From the listing below, extract every line in which the word "Function" appears.

* START DATASET EXCERPTS *

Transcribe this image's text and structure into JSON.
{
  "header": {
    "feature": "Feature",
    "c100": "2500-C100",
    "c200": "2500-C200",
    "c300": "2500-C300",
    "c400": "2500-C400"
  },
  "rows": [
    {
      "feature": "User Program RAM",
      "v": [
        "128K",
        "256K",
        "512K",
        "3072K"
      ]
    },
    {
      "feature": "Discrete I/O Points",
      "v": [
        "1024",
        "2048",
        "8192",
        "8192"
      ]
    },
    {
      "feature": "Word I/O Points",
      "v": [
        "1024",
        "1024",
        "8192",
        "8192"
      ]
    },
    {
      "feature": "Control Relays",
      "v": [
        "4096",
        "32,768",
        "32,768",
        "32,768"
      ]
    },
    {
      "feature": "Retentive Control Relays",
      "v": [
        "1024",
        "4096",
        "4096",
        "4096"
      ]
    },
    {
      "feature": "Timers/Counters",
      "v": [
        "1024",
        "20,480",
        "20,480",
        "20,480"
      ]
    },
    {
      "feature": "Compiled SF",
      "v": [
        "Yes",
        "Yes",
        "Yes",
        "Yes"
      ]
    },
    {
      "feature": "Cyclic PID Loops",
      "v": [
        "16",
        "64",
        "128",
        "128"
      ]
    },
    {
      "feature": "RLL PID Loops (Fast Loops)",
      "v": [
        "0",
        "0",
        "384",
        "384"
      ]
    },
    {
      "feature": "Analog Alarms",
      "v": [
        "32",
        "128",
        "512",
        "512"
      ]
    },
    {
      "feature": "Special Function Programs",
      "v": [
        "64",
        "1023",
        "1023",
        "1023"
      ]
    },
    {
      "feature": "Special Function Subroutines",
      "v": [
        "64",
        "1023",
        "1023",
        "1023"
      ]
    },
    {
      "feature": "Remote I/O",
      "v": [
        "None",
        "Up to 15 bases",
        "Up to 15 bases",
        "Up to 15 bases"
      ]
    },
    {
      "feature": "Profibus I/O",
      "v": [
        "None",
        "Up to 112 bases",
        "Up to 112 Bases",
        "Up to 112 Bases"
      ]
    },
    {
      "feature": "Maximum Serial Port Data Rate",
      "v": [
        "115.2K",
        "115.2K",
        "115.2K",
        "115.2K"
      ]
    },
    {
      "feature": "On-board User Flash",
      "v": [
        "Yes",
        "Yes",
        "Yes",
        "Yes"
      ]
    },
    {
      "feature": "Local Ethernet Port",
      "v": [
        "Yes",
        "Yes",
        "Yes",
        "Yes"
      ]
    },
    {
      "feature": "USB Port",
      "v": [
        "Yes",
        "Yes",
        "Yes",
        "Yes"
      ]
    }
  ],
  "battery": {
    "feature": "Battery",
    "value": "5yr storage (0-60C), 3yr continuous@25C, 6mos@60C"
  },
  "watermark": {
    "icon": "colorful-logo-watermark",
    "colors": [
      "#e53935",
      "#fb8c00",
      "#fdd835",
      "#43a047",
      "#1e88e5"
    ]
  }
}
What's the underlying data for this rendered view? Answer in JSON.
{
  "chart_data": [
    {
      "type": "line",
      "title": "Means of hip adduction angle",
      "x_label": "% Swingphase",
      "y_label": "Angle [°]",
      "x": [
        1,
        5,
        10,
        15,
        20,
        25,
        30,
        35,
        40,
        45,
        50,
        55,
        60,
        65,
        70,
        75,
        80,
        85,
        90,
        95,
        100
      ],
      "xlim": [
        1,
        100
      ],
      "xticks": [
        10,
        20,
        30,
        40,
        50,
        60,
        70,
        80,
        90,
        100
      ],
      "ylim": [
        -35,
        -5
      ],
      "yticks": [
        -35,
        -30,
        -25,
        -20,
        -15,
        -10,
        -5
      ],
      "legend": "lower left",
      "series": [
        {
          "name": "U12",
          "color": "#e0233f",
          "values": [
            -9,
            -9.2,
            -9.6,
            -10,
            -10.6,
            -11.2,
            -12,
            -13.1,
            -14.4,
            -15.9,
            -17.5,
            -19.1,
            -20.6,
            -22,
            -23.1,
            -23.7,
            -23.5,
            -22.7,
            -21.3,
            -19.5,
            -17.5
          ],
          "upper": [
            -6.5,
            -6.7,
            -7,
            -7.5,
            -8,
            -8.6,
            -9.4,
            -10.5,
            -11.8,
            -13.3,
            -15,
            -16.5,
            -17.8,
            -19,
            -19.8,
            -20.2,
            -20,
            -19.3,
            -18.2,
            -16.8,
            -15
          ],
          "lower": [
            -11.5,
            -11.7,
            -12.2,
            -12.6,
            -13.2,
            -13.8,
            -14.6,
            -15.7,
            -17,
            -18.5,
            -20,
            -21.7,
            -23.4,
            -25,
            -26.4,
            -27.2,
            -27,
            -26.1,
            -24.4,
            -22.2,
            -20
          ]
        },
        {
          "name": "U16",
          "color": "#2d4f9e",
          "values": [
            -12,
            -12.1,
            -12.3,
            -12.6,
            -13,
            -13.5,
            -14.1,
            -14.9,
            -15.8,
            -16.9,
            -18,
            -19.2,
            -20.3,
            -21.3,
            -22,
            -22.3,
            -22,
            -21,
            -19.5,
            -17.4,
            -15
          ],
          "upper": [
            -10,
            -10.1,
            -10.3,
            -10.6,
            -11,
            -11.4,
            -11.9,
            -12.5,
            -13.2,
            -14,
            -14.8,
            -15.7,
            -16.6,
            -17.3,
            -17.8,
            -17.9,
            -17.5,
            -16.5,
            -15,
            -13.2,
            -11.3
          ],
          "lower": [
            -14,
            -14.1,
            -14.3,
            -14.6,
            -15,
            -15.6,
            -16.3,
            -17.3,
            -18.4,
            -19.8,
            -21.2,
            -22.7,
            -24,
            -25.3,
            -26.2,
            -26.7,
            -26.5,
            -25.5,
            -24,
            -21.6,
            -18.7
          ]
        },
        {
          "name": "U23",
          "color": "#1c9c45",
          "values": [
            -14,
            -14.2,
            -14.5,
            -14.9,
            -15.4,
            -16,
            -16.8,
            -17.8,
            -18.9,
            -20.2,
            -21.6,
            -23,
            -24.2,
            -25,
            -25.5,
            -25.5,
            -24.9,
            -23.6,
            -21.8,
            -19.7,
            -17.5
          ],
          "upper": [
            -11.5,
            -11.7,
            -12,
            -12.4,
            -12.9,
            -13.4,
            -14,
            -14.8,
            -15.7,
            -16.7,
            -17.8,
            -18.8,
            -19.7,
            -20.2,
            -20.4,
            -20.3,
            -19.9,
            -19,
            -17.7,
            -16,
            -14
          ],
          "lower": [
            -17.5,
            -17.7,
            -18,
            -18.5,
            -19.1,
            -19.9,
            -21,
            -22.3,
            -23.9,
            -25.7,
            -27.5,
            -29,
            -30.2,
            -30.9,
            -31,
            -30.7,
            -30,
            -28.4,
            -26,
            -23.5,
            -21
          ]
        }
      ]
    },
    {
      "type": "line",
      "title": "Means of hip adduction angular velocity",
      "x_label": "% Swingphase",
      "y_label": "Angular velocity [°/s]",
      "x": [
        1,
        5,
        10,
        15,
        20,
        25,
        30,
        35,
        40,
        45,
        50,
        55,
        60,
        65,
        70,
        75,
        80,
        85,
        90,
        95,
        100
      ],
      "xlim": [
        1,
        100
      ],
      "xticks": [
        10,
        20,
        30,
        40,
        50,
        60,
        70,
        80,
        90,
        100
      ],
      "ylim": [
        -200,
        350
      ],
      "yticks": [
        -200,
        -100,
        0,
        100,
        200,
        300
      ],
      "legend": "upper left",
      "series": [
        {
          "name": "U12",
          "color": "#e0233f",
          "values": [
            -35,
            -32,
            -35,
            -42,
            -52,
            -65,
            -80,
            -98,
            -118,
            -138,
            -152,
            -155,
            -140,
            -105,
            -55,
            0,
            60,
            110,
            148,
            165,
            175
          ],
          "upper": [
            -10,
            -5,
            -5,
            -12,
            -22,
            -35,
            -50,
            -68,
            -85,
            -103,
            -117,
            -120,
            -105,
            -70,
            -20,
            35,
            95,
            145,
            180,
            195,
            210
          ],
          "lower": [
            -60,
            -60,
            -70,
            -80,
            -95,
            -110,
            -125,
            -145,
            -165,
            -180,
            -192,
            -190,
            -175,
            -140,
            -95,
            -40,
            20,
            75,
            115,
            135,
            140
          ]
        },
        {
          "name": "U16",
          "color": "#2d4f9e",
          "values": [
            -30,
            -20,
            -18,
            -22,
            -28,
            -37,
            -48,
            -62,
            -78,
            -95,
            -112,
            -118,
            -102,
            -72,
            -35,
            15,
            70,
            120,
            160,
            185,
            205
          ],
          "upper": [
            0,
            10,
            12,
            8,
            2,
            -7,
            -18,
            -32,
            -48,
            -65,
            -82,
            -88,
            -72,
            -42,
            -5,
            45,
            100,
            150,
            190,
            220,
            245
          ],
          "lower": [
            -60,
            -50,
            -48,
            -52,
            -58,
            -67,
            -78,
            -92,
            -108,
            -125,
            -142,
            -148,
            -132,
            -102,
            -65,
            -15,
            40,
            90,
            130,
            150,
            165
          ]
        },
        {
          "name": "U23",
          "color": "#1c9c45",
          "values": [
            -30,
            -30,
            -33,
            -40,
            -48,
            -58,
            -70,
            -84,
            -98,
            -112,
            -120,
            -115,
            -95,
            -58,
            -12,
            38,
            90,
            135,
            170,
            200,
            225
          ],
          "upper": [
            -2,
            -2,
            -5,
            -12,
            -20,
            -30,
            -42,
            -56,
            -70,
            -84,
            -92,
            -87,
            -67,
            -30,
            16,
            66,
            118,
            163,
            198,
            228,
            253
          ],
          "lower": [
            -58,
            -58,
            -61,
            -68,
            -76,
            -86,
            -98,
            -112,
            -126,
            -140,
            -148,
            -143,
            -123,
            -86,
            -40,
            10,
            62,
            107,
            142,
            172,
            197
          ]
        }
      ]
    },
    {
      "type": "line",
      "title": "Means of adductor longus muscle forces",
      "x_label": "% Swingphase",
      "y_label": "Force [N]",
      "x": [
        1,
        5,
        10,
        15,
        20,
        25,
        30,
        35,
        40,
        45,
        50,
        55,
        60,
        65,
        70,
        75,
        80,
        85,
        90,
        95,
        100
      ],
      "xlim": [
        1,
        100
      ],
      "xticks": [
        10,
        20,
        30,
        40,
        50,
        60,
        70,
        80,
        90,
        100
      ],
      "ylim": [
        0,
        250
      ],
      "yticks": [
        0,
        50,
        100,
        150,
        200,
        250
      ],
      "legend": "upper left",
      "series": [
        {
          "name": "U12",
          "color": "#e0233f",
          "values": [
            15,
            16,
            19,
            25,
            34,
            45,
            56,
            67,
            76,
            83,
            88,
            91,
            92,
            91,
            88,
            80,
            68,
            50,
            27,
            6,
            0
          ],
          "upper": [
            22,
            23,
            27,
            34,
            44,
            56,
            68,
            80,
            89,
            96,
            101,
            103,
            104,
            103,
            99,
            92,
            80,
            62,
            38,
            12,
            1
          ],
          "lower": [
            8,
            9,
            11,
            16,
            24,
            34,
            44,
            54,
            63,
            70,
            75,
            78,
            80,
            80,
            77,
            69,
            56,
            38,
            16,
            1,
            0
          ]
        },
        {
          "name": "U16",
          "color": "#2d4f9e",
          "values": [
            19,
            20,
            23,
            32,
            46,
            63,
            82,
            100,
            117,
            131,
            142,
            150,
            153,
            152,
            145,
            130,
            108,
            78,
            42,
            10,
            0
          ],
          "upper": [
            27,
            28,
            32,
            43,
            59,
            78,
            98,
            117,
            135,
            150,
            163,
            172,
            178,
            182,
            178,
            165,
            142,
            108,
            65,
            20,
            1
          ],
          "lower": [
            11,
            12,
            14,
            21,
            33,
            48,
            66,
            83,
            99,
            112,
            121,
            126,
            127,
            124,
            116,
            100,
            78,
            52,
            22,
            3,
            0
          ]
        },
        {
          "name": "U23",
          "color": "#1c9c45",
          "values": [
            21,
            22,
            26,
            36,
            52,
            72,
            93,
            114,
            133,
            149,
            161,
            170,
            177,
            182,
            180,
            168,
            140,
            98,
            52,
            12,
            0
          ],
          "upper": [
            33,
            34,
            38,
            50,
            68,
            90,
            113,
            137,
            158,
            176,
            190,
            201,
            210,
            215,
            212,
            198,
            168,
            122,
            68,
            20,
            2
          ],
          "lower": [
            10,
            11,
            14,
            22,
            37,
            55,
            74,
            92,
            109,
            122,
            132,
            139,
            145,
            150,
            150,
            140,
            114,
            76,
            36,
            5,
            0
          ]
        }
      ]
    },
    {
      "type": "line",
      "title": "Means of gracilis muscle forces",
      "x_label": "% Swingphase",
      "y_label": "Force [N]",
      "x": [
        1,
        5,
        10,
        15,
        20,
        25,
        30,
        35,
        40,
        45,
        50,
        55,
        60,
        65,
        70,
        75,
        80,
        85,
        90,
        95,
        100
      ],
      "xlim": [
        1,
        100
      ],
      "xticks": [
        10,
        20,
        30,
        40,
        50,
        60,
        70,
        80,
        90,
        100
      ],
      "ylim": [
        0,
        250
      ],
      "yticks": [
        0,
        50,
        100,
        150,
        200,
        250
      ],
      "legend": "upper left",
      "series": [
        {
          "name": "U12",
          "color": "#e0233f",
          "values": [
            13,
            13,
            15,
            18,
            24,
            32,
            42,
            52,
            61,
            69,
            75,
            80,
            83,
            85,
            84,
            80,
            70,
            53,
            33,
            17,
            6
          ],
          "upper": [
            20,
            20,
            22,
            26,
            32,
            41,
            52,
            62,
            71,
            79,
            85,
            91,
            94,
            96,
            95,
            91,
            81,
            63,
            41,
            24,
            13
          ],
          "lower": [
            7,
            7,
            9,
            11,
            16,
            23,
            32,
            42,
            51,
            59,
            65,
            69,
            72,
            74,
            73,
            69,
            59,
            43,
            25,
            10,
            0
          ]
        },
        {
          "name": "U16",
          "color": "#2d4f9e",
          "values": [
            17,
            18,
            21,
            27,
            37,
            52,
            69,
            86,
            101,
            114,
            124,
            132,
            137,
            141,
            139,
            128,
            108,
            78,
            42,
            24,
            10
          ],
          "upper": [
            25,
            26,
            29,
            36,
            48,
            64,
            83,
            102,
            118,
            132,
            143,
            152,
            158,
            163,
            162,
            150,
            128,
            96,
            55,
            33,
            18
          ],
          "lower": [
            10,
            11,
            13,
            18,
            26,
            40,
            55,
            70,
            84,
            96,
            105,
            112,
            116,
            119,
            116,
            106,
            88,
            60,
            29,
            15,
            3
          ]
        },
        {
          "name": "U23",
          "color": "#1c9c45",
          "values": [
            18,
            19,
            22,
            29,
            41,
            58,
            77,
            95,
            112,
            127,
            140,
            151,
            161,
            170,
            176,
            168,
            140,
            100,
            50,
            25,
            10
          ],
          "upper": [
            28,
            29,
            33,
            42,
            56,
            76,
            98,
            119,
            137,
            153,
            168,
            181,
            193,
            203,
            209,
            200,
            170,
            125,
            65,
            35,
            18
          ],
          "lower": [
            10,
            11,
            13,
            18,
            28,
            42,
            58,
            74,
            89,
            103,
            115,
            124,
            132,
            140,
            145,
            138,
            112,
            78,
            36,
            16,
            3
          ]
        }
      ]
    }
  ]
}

* END DATASET EXCERPTS *

- **RESPONSE**
      "feature": "Special Function Programs",
      "feature": "Special Function Subroutines",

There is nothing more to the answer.